STATED TASK 1 —
Answer these from the Phineas and Ferb Christmas special script:
(a) What running time does the script give for the special?
(b) Which toothpaste is named as the sponsor?
(c) Which famous singer is announced as a guest?
STATED TASK 2 —
Retype the stretch of the Phineas and Ferb Christmas special script from "Phineas and Ferb s03e27" through "more inert ingredients.", word for word.

QUOTED TEXT —
☆ ☆ ☆ ☆ ☆

Phineas and Ferb s03e27 Episode Script
Phineas and Ferb Family Christmas Special (15 min)
Ah, summer.
Sunny, warm, some might say hot It sure would be nice to cool off for a bit.
Any ideas? Well, while a visit to Antarctica does sound cool, I was thinking of a traditional family Christmas special.
All right, people, let's move it in.
Move it in! All right, lights, camera, sweaters.
Can't have Christmas without sweaters! And cue snow! And cue snow! That's more like it! Hit it, fellas! Ladies and gentlemen, it's the 12th annual Phineas and Ferb Family Christmas! Brought to you by Wintobreath toothpaste! Now with more inert ingredients.
Tonight, celebrate the holidays with Phineas, Ferb, and the whole Flynn-Fletcher family! With Isabella! Buford and Baljeet! Famous singer, Kelly Clarkson! And now your hosts, Phineas and Ferb! And now your hosts, Phineas and Ferb! Happy holidays, everybody! Welcome to our Family Christmas Special.

☆ ☆ ☆ ☆ ☆

COLLECTED DATA —

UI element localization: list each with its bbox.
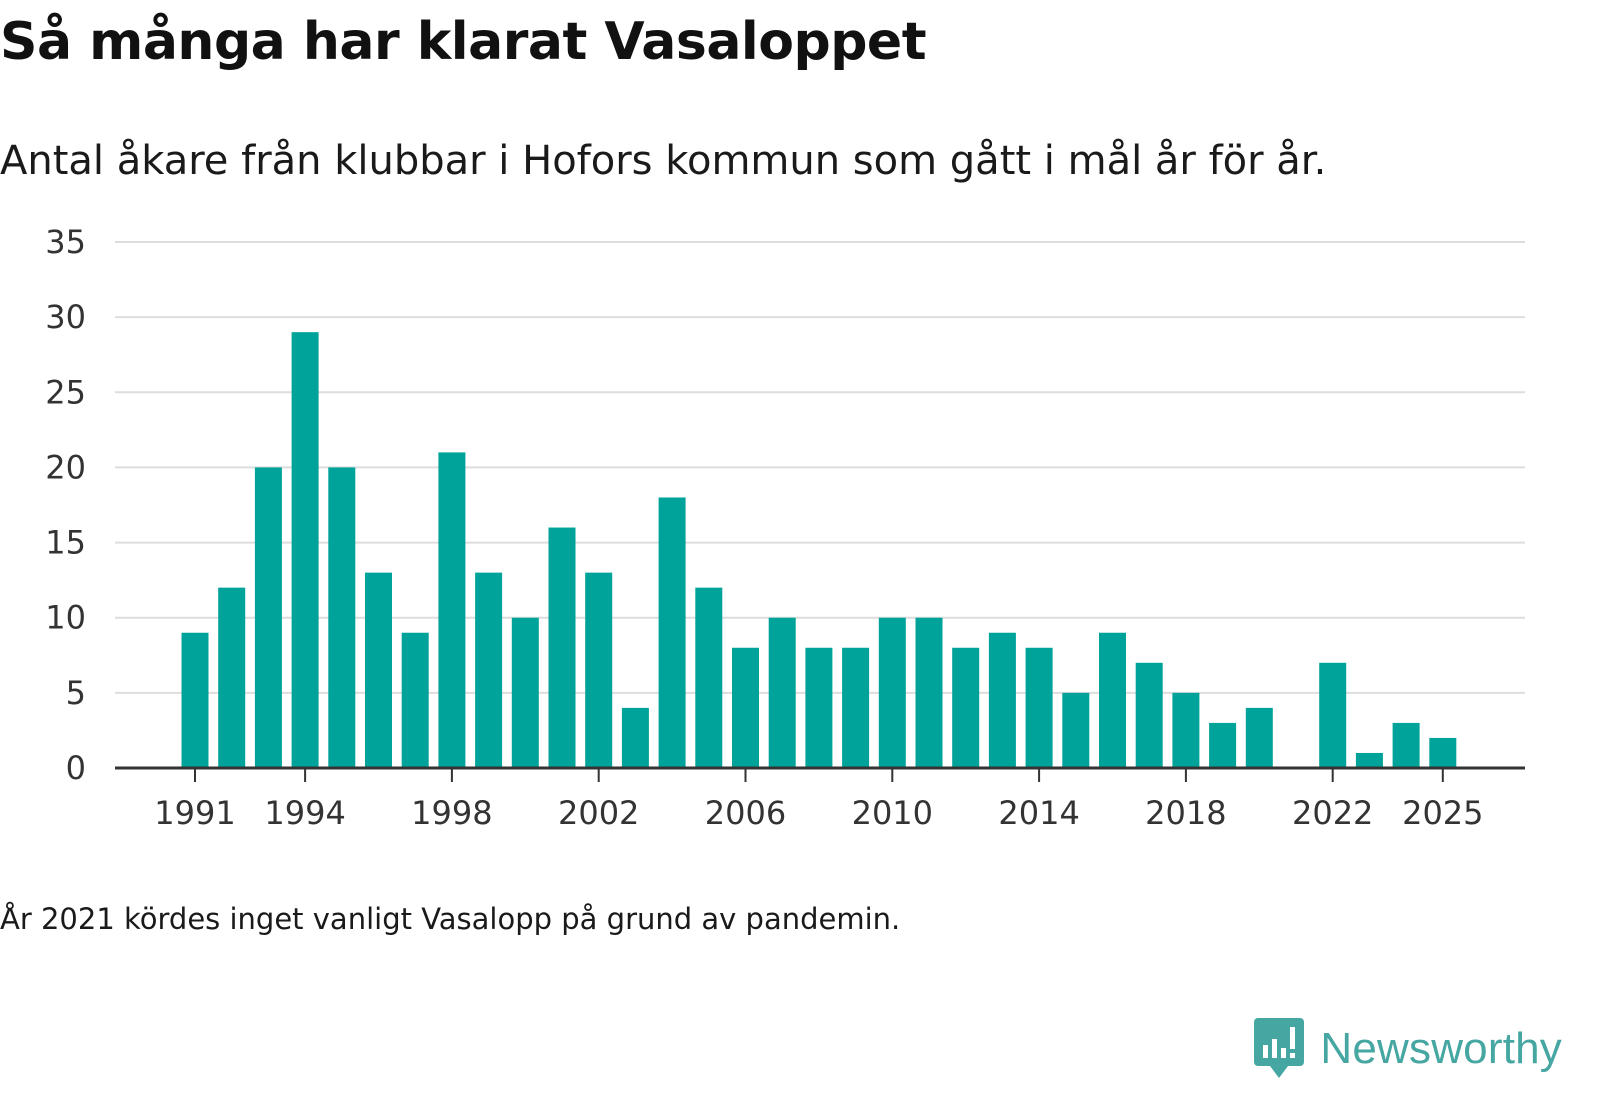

☆ ☆ ☆ ☆ ☆

COMPLETE ANSWER 1 —
(a) 15 minutes
(b) Wintobreath toothpaste
(c) Kelly Clarkson

COMPLETE ANSWER 2 —
Phineas and Ferb s03e27 Episode Script
Phineas and Ferb Family Christmas Special (15 min)
Ah, summer.
Sunny, warm, some might say hot It sure would be nice to cool off for a bit.
Any ideas? Well, while a visit to Antarctica does sound cool, I was thinking of a traditional family Christmas special.
All right, people, let's move it in.
Move it in! All right, lights, camera, sweaters.
Can't have Christmas without sweaters! And cue snow! And cue snow! That's more like it! Hit it, fellas! Ladies and gentlemen, it's the 12th annual Phineas and Ferb Family Christmas! Brought to you by Wintobreath toothpaste! Now with more inert ingredients.